● STATED PROBLEM: Repeat the whole of the data, keeping every detail the same.

— Start of EXCERPTED DATA —

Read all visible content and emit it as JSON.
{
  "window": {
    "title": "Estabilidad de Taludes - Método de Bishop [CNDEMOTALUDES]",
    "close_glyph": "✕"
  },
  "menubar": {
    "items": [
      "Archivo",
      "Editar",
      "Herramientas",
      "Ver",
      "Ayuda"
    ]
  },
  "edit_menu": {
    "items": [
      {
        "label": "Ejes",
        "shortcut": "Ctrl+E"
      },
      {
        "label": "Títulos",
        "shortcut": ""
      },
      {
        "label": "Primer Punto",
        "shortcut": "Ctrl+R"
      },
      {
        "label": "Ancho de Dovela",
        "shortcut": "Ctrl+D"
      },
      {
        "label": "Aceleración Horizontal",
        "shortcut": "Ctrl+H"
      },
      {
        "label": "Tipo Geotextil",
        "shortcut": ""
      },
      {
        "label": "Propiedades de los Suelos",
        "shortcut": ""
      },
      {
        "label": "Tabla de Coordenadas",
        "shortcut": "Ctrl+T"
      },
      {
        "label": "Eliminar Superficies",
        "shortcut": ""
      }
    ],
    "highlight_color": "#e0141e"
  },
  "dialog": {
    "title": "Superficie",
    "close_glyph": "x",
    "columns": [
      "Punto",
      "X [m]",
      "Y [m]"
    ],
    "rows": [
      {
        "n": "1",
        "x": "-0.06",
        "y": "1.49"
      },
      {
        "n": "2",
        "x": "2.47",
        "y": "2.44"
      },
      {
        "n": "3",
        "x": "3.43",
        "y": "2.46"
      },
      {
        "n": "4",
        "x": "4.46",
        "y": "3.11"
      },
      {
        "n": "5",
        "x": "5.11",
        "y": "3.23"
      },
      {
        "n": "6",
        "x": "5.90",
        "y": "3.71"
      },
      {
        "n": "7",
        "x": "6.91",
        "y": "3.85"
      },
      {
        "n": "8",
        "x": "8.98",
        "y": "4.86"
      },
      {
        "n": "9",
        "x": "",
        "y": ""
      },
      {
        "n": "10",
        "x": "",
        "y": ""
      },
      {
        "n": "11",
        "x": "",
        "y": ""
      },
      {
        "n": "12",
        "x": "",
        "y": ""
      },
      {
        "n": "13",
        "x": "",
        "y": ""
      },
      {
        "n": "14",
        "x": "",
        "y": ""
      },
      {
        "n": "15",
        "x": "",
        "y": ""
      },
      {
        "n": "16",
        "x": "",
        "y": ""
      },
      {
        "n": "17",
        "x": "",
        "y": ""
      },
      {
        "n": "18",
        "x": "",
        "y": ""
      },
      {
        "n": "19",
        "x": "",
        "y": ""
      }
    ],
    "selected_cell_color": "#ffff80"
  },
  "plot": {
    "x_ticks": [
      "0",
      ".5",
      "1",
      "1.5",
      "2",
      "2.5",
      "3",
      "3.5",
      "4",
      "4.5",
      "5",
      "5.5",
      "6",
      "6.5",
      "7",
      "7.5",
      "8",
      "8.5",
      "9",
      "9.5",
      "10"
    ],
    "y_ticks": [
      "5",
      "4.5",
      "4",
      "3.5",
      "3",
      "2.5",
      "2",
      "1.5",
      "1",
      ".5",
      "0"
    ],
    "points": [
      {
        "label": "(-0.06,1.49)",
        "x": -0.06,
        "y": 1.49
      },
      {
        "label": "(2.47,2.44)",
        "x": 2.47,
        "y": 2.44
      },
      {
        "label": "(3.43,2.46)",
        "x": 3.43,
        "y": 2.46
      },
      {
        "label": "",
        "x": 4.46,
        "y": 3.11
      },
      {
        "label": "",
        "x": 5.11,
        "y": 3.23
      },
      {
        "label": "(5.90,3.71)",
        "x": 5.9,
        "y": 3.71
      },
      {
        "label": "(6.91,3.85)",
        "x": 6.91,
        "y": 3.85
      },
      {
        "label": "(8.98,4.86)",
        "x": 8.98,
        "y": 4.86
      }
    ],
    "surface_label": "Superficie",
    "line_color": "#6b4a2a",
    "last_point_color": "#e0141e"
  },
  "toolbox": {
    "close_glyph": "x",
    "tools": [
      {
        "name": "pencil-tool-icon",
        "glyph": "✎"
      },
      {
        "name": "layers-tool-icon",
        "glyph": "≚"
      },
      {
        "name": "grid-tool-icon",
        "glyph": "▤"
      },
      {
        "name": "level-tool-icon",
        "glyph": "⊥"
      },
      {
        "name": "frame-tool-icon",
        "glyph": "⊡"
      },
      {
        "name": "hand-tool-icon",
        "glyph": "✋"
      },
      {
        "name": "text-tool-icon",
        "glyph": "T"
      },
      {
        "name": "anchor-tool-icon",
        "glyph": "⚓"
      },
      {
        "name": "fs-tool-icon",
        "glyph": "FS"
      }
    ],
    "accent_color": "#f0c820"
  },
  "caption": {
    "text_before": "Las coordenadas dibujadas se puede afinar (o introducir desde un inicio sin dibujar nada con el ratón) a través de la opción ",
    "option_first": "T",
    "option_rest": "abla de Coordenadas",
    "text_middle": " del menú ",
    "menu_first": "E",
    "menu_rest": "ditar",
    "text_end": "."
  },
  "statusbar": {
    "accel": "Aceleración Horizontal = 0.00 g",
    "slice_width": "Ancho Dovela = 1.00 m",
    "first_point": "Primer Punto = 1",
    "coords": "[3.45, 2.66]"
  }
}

— End of EXCERPTED DATA —

● THE OUTPUT:
Read all visible content and emit it as JSON.
{
  "window": {
    "title": "Estabilidad de Taludes - Método de Bishop [CNDEMOTALUDES]",
    "close_glyph": "✕"
  },
  "menubar": {
    "items": [
      "Archivo",
      "Editar",
      "Herramientas",
      "Ver",
      "Ayuda"
    ]
  },
  "edit_menu": {
    "items": [
      {
        "label": "Ejes",
        "shortcut": "Ctrl+E"
      },
      {
        "label": "Títulos",
        "shortcut": ""
      },
      {
        "label": "Primer Punto",
        "shortcut": "Ctrl+R"
      },
      {
        "label": "Ancho de Dovela",
        "shortcut": "Ctrl+D"
      },
      {
        "label": "Aceleración Horizontal",
        "shortcut": "Ctrl+H"
      },
      {
        "label": "Tipo Geotextil",
        "shortcut": ""
      },
      {
        "label": "Propiedades de los Suelos",
        "shortcut": ""
      },
      {
        "label": "Tabla de Coordenadas",
        "shortcut": "Ctrl+T"
      },
      {
        "label": "Eliminar Superficies",
        "shortcut": ""
      }
    ],
    "highlight_color": "#e0141e"
  },
  "dialog": {
    "title": "Superficie",
    "close_glyph": "x",
    "columns": [
      "Punto",
      "X [m]",
      "Y [m]"
    ],
    "rows": [
      {
        "n": "1",
        "x": "-0.06",
        "y": "1.49"
      },
      {
        "n": "2",
        "x": "2.47",
        "y": "2.44"
      },
      {
        "n": "3",
        "x": "3.43",
        "y": "2.46"
      },
      {
        "n": "4",
        "x": "4.46",
        "y": "3.11"
      },
      {
        "n": "5",
        "x": "5.11",
        "y": "3.23"
      },
      {
        "n": "6",
        "x": "5.90",
        "y": "3.71"
      },
      {
        "n": "7",
        "x": "6.91",
        "y": "3.85"
      },
      {
        "n": "8",
        "x": "8.98",
        "y": "4.86"
      },
      {
        "n": "9",
        "x": "",
        "y": ""
      },
      {
        "n": "10",
        "x": "",
        "y": ""
      },
      {
        "n": "11",
        "x": "",
        "y": ""
      },
      {
        "n": "12",
        "x": "",
        "y": ""
      },
      {
        "n": "13",
        "x": "",
        "y": ""
      },
      {
        "n": "14",
        "x": "",
        "y": ""
      },
      {
        "n": "15",
        "x": "",
        "y": ""
      },
      {
        "n": "16",
        "x": "",
        "y": ""
      },
      {
        "n": "17",
        "x": "",
        "y": ""
      },
      {
        "n": "18",
        "x": "",
        "y": ""
      },
      {
        "n": "19",
        "x": "",
        "y": ""
      }
    ],
    "selected_cell_color": "#ffff80"
  },
  "plot": {
    "x_ticks": [
      "0",
      ".5",
      "1",
      "1.5",
      "2",
      "2.5",
      "3",
      "3.5",
      "4",
      "4.5",
      "5",
      "5.5",
      "6",
      "6.5",
      "7",
      "7.5",
      "8",
      "8.5",
      "9",
      "9.5",
      "10"
    ],
    "y_ticks": [
      "5",
      "4.5",
      "4",
      "3.5",
      "3",
      "2.5",
      "2",
      "1.5",
      "1",
      ".5",
      "0"
    ],
    "points": [
      {
        "label": "(-0.06,1.49)",
        "x": -0.06,
        "y": 1.49
      },
      {
        "label": "(2.47,2.44)",
        "x": 2.47,
        "y": 2.44
      },
      {
        "label": "(3.43,2.46)",
        "x": 3.43,
        "y": 2.46
      },
      {
        "label": "",
        "x": 4.46,
        "y": 3.11
      },
      {
        "label": "",
        "x": 5.11,
        "y": 3.23
      },
      {
        "label": "(5.90,3.71)",
        "x": 5.9,
        "y": 3.71
      },
      {
        "label": "(6.91,3.85)",
        "x": 6.91,
        "y": 3.85
      },
      {
        "label": "(8.98,4.86)",
        "x": 8.98,
        "y": 4.86
      }
    ],
    "surface_label": "Superficie",
    "line_color": "#6b4a2a",
    "last_point_color": "#e0141e"
  },
  "toolbox": {
    "close_glyph": "x",
    "tools": [
      {
        "name": "pencil-tool-icon",
        "glyph": "✎"
      },
      {
        "name": "layers-tool-icon",
        "glyph": "≚"
      },
      {
        "name": "grid-tool-icon",
        "glyph": "▤"
      },
      {
        "name": "level-tool-icon",
        "glyph": "⊥"
      },
      {
        "name": "frame-tool-icon",
        "glyph": "⊡"
      },
      {
        "name": "hand-tool-icon",
        "glyph": "✋"
      },
      {
        "name": "text-tool-icon",
        "glyph": "T"
      },
      {
        "name": "anchor-tool-icon",
        "glyph": "⚓"
      },
      {
        "name": "fs-tool-icon",
        "glyph": "FS"
      }
    ],
    "accent_color": "#f0c820"
  },
  "caption": {
    "text_before": "Las coordenadas dibujadas se puede afinar (o introducir desde un inicio sin dibujar nada con el ratón) a través de la opción ",
    "option_first": "T",
    "option_rest": "abla de Coordenadas",
    "text_middle": " del menú ",
    "menu_first": "E",
    "menu_rest": "ditar",
    "text_end": "."
  },
  "statusbar": {
    "accel": "Aceleración Horizontal = 0.00 g",
    "slice_width": "Ancho Dovela = 1.00 m",
    "first_point": "Primer Punto = 1",
    "coords": "[3.45, 2.66]"
  }
}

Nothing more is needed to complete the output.